§ Source records:
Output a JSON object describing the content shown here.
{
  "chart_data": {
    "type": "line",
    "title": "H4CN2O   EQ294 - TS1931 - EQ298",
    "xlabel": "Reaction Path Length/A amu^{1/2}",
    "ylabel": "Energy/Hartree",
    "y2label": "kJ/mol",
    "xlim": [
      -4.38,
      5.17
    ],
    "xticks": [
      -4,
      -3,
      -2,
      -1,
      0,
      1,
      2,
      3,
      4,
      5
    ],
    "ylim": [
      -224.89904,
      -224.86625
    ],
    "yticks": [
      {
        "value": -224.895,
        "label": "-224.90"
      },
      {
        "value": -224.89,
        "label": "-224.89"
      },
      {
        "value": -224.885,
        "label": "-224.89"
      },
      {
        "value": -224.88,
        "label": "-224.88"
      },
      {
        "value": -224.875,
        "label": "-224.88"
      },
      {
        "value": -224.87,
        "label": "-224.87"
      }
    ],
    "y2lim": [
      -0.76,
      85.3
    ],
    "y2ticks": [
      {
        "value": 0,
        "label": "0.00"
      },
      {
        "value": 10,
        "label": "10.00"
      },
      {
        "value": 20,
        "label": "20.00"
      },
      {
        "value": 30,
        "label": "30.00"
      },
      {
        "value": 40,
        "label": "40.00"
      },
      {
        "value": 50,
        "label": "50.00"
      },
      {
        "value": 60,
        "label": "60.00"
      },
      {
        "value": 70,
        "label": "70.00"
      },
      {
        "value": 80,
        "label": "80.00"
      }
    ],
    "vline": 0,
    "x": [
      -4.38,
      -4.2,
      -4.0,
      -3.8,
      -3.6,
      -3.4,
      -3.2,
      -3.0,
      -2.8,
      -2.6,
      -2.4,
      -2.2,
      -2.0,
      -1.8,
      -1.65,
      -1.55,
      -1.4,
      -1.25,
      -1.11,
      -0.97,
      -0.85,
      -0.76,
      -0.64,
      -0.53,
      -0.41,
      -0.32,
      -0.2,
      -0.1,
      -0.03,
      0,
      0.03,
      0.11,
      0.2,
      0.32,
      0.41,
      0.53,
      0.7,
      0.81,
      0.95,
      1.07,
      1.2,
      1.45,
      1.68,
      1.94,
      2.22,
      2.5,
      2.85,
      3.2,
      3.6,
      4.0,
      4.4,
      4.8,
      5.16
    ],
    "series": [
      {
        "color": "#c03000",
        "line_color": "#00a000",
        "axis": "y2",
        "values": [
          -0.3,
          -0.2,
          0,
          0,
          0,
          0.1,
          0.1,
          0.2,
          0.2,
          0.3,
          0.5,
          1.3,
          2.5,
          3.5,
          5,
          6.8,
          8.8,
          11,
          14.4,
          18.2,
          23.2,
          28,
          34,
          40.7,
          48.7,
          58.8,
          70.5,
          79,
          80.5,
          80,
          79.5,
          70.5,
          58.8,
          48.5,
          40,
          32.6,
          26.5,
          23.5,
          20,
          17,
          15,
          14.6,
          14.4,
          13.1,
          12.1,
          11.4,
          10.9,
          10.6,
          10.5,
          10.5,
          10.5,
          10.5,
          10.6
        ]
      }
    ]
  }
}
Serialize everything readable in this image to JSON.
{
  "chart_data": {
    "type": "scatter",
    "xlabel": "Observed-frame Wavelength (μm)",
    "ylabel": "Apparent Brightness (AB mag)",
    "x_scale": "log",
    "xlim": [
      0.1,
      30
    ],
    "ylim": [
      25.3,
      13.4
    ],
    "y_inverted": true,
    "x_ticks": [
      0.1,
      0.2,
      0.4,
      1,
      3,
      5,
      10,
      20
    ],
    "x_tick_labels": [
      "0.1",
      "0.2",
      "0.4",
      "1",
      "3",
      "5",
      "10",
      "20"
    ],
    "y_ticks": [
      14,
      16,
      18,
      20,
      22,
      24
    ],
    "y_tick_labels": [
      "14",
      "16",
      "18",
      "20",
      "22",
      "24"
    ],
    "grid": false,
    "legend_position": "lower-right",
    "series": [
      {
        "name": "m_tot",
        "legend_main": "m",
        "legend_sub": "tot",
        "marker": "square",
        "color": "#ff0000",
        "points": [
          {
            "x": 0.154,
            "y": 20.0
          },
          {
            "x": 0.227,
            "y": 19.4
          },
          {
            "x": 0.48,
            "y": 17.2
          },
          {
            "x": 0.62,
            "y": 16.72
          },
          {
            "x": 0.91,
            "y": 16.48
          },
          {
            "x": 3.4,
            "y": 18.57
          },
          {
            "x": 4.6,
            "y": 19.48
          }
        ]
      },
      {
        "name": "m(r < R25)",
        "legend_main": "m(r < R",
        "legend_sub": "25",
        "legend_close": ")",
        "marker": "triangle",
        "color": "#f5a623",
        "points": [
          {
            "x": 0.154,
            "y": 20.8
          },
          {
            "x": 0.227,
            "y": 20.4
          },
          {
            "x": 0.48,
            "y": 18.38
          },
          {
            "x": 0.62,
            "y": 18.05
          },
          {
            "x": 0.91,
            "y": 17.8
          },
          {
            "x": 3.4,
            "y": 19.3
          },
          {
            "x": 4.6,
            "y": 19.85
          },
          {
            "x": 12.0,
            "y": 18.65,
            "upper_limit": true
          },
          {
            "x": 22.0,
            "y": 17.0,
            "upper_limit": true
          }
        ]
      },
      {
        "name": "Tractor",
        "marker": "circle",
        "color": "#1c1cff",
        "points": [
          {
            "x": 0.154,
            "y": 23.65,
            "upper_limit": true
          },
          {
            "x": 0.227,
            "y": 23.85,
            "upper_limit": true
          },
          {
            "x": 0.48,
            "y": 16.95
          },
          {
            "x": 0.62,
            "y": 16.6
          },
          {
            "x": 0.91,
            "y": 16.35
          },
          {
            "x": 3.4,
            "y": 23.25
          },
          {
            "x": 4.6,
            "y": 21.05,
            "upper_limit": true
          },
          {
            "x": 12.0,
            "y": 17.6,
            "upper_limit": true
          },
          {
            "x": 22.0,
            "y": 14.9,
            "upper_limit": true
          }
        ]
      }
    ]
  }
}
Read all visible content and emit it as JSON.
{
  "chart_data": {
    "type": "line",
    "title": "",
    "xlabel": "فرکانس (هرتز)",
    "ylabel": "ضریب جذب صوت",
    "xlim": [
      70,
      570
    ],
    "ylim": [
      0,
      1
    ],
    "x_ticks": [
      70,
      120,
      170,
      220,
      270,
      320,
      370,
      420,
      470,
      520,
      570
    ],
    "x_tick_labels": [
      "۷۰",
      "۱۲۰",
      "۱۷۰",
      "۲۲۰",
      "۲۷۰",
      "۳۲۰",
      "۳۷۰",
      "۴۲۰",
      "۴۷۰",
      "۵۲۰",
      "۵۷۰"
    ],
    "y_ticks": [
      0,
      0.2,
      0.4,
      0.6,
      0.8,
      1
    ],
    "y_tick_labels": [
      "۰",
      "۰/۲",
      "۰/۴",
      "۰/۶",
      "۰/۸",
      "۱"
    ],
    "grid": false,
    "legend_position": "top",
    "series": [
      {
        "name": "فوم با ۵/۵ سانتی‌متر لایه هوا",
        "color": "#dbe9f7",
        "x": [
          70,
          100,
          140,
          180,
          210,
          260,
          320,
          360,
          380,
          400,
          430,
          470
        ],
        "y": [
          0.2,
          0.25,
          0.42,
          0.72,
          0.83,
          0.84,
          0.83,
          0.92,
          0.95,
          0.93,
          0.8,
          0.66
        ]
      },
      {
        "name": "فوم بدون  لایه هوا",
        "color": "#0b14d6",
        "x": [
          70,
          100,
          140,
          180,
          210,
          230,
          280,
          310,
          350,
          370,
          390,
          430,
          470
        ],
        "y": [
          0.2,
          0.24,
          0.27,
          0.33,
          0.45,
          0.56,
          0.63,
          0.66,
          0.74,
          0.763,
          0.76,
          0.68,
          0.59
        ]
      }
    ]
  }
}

§ Required task:
Only the number is wanted: how many lines of the material above include the word "JSON"?

§ Response:
3